### TRECHO DE ORIGEM:

*-*-*

Os portos secos cumprem função essencial na logística brasileira ao descentralizarem operações de importação e exportação, aproximando o comércio exterior de regiões do interior e reduzindo custos para empresas. Essas estruturas alfandegadas, com presença permanente da Receita Federal e de órgãos de fiscalização, permitem maior agilidade no desembaraço de cargas e ampliam a integração entre os modais rodoviário, ferroviário e portuário.

Foi nesse contexto em que a CNT participou, a convite da Abepra (Associação Brasileira de Portos Secos e Clias), de uma visita técnica ao Porto Seco Centro-Oeste em Anápolis (GO). A agenda contou também com a presença da Frenlogi (Frente Parlamentar Mista de Logística e Infraestrutura), reunindo técnicos para conhecer de perto a estrutura e as operações de um dos maiores portos secos do país.

*-*-*

### REGISTROS APRESENTADOS:
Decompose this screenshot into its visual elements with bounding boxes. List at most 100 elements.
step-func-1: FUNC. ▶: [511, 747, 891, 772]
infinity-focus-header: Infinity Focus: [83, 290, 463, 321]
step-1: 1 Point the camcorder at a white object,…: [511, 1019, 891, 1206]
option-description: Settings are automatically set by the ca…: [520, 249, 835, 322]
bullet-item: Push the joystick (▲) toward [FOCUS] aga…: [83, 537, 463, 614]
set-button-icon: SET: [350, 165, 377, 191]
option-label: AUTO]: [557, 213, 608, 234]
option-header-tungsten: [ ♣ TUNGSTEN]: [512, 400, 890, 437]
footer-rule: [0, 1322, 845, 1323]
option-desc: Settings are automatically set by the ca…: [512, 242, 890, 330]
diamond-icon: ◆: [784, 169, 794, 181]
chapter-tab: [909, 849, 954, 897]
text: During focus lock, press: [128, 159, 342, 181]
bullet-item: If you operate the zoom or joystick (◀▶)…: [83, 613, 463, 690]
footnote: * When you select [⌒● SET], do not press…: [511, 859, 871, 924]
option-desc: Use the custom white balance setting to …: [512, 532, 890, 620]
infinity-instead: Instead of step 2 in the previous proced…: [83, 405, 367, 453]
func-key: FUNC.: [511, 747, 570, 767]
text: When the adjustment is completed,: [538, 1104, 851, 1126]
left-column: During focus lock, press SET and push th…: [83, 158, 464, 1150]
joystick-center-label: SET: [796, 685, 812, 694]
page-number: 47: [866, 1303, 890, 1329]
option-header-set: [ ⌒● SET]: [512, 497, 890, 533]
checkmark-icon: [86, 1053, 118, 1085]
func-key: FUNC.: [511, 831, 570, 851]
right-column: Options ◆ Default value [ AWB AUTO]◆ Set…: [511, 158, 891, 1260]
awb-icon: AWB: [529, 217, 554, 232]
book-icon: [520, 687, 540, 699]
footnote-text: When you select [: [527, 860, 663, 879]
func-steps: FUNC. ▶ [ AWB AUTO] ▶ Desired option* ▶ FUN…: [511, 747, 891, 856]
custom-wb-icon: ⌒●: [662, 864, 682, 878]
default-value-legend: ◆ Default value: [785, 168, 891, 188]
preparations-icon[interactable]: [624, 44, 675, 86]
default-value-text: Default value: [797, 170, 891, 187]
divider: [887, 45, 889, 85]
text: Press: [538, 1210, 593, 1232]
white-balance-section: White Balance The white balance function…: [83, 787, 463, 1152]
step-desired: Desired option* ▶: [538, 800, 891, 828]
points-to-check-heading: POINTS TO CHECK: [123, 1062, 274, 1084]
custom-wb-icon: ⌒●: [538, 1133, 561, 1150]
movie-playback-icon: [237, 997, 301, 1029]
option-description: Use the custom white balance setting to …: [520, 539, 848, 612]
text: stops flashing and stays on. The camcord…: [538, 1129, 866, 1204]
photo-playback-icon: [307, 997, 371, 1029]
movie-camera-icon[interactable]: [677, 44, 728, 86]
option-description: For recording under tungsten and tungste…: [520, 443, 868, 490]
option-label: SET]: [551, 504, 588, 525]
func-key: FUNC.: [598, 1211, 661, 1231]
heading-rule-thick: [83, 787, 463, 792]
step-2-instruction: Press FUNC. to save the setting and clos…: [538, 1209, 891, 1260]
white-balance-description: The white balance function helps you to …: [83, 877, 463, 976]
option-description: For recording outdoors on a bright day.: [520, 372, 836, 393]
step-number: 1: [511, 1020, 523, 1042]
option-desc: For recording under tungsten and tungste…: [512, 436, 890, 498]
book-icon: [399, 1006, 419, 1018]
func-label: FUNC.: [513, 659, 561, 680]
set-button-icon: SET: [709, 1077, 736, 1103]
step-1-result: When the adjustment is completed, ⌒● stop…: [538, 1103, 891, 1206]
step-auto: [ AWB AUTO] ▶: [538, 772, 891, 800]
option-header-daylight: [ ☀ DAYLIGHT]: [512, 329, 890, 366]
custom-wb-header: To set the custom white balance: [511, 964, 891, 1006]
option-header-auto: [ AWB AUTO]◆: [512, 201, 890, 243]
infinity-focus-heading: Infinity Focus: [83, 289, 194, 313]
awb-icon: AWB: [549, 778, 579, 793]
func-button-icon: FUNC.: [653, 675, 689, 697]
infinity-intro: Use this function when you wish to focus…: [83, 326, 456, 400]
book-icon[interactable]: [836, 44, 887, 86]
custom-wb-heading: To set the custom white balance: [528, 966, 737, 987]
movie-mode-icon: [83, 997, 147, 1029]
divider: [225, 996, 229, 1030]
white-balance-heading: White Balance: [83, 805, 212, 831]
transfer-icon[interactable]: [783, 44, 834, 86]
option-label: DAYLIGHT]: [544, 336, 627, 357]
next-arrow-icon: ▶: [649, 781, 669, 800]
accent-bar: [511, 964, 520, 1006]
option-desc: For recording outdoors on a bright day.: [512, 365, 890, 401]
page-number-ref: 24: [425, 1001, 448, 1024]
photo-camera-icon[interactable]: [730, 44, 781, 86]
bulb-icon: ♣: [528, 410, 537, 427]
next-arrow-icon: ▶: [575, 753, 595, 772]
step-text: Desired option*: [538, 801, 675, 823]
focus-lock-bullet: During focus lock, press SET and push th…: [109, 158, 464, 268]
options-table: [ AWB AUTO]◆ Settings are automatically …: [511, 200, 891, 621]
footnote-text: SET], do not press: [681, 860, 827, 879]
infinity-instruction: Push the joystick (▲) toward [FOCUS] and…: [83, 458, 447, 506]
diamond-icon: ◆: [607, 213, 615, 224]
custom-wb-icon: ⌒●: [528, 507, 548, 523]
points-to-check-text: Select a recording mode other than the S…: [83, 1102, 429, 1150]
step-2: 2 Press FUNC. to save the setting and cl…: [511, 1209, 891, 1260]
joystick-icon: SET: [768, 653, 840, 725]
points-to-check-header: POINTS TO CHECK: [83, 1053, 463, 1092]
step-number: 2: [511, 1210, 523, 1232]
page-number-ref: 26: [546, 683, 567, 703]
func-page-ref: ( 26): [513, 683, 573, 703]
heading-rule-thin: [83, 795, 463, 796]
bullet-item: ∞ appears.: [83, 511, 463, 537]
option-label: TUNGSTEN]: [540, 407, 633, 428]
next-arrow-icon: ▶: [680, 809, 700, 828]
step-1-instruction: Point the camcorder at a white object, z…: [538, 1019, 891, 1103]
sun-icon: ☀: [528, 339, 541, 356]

*-*-*

### TAREFA PROPOSTA:
Diga se cada afirmação concorda com o texto sobre portos secos e justifique com as palavras exatas dele: (a) a visita técnica foi ao Porto Seco Centro-Oeste, em Anápolis (GO); (b) a CNT realizou a visita por iniciativa própria; (c) os portos secos operam sem a presença da Receita Federal. Os registros não têm nenhum papel aqui.

### RESPOSTA DA TAREFA:
(a) Sim: "uma visita técnica ao Porto Seco Centro-Oeste em Anápolis (GO)".
(b) Não: "a CNT participou, a convite da Abepra".
(c) Não: "com presença permanente da Receita Federal e de órgãos de fiscalização".